(Material provided)
■ ■ ■ ■ ■ ■ ■

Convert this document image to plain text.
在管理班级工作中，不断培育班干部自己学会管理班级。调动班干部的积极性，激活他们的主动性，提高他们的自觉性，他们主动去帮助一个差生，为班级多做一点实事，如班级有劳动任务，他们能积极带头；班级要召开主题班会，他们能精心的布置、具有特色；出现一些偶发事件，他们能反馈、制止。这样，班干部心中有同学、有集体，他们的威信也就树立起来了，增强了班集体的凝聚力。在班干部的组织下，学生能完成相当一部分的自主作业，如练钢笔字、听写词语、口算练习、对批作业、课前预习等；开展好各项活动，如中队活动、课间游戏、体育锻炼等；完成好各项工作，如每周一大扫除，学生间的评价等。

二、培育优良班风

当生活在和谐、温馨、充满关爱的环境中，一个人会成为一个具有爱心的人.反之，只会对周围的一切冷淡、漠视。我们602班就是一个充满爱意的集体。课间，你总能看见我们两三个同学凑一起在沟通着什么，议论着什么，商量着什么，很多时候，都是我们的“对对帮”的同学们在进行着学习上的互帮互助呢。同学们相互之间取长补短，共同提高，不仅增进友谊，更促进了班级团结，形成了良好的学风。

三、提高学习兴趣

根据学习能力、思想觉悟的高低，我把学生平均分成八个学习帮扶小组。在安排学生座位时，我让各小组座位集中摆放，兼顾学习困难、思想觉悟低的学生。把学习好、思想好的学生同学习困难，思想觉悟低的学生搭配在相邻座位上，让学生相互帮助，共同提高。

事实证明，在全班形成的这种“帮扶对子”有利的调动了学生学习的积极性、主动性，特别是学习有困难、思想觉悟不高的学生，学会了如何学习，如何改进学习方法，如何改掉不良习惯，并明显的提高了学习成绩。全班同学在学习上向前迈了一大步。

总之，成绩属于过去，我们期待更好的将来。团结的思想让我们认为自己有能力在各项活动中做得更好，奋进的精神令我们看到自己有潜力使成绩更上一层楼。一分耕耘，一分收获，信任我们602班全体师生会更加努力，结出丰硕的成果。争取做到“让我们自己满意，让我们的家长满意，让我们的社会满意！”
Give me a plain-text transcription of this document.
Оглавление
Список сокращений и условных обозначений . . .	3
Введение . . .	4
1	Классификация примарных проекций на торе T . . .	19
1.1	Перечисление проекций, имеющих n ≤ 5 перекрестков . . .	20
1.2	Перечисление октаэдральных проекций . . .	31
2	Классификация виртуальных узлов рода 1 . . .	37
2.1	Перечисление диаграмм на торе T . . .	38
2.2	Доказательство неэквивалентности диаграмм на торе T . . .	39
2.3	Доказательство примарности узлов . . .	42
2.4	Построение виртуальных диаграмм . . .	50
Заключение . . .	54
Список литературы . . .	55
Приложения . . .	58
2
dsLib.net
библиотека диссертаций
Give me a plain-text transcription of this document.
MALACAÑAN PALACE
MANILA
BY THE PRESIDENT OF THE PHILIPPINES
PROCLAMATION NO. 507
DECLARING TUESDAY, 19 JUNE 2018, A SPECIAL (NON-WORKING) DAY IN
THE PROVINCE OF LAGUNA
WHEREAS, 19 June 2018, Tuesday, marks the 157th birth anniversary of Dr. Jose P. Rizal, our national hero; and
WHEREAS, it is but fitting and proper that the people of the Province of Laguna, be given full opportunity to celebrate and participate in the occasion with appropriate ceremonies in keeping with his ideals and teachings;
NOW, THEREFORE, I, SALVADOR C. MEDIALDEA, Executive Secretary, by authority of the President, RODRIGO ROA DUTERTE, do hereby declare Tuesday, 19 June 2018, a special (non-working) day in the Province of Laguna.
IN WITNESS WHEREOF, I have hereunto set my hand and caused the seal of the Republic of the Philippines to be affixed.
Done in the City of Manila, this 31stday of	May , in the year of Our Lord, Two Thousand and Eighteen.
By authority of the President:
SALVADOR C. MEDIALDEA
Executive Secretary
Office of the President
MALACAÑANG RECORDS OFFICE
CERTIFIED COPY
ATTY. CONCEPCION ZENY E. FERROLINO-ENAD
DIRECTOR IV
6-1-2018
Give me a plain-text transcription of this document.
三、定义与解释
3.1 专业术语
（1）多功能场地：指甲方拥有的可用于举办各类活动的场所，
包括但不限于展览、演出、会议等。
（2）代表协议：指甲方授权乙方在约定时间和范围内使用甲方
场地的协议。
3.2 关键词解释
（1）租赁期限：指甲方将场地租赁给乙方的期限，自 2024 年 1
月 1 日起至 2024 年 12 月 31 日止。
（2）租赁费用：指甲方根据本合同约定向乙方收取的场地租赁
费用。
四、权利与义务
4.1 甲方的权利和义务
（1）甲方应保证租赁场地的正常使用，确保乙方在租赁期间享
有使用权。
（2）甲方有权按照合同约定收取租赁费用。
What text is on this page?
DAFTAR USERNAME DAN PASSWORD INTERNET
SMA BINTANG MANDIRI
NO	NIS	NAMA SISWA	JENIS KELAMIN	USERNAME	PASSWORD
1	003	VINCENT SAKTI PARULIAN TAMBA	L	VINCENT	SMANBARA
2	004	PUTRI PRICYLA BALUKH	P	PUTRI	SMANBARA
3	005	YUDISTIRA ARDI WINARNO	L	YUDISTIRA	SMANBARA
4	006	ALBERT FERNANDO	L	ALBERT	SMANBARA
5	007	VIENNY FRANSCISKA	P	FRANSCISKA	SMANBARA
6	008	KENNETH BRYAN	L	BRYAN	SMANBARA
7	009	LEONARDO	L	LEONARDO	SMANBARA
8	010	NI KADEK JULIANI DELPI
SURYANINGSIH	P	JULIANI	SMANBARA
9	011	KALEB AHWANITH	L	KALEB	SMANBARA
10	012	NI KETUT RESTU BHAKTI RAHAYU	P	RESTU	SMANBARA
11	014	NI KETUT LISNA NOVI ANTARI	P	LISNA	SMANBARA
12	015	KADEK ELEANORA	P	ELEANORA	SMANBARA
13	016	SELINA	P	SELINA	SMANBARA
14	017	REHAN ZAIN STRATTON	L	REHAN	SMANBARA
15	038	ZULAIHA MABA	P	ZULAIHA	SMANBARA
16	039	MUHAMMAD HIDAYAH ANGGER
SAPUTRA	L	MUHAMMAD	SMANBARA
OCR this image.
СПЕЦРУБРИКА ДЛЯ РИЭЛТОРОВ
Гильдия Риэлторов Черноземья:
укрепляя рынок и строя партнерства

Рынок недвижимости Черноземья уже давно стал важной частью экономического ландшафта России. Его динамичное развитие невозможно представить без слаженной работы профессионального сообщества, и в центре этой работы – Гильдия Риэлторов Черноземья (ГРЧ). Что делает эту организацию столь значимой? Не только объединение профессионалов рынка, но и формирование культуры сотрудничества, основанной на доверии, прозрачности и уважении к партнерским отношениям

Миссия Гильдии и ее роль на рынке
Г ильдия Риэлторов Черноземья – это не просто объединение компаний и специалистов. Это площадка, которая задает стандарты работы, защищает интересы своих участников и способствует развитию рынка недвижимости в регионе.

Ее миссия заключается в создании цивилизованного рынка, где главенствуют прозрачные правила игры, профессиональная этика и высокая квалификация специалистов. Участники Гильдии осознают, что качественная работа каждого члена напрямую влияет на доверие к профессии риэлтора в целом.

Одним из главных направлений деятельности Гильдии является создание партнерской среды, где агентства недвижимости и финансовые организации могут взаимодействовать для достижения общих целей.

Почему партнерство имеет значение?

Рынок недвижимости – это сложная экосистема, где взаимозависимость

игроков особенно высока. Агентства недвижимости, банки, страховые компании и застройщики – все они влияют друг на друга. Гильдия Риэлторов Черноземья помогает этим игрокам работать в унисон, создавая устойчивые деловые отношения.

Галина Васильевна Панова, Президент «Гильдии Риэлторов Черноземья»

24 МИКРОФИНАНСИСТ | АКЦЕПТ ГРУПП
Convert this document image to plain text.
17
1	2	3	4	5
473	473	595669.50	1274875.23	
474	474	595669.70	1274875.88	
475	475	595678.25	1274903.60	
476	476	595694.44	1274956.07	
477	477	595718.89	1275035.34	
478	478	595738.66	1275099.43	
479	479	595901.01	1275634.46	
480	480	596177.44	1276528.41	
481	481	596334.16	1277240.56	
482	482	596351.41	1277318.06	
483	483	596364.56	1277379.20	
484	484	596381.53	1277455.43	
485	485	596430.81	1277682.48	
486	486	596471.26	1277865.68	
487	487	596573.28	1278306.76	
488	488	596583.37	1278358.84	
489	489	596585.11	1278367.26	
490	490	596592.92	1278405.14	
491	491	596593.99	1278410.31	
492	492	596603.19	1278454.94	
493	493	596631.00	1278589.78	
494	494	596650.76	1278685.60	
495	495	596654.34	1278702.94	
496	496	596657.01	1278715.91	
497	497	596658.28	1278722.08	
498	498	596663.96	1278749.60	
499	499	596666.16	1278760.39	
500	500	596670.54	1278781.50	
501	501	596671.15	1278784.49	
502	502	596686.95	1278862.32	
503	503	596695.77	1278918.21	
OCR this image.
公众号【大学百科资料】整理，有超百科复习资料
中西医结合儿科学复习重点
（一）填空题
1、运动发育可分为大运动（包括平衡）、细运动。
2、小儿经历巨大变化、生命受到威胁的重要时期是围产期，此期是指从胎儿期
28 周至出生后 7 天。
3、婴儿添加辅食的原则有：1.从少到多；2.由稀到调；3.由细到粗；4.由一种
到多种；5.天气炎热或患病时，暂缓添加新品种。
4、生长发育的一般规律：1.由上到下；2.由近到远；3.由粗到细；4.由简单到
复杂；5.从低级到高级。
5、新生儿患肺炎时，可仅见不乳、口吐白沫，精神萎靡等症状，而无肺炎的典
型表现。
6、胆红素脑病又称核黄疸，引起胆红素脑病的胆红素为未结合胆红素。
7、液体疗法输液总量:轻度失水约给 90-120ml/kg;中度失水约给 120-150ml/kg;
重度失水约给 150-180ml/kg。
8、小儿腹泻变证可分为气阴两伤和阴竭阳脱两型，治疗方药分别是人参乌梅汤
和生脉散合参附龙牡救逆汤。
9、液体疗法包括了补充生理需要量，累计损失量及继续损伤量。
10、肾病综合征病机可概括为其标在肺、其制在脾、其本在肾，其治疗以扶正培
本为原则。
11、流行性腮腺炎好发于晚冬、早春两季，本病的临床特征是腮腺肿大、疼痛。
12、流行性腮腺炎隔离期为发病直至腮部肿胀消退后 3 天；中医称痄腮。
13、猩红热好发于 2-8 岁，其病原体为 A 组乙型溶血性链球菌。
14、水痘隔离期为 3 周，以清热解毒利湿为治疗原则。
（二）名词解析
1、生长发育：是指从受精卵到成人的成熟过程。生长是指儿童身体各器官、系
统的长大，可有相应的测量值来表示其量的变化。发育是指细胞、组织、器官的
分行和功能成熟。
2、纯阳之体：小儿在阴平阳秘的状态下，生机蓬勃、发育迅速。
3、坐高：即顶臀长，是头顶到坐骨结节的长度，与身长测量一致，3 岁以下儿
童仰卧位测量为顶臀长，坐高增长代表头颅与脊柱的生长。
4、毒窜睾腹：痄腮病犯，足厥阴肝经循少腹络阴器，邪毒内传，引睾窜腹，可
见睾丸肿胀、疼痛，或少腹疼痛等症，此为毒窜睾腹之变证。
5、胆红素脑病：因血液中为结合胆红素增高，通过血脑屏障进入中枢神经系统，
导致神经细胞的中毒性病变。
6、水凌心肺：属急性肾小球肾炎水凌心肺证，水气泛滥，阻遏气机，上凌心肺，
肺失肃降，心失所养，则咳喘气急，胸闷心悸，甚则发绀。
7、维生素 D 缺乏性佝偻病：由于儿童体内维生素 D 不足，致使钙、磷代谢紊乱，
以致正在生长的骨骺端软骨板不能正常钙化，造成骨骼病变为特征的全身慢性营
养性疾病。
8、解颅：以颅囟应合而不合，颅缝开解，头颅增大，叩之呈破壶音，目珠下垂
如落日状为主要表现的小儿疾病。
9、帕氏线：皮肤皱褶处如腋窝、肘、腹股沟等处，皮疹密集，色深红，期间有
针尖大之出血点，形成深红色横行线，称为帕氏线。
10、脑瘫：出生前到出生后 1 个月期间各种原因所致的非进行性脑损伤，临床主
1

■ ■ ■ ■ ■ ■ ■

(What the exercise asks) State the number of lines in the data that include the string "KETUT", and add nothing else.

(Solution to the exercise) 2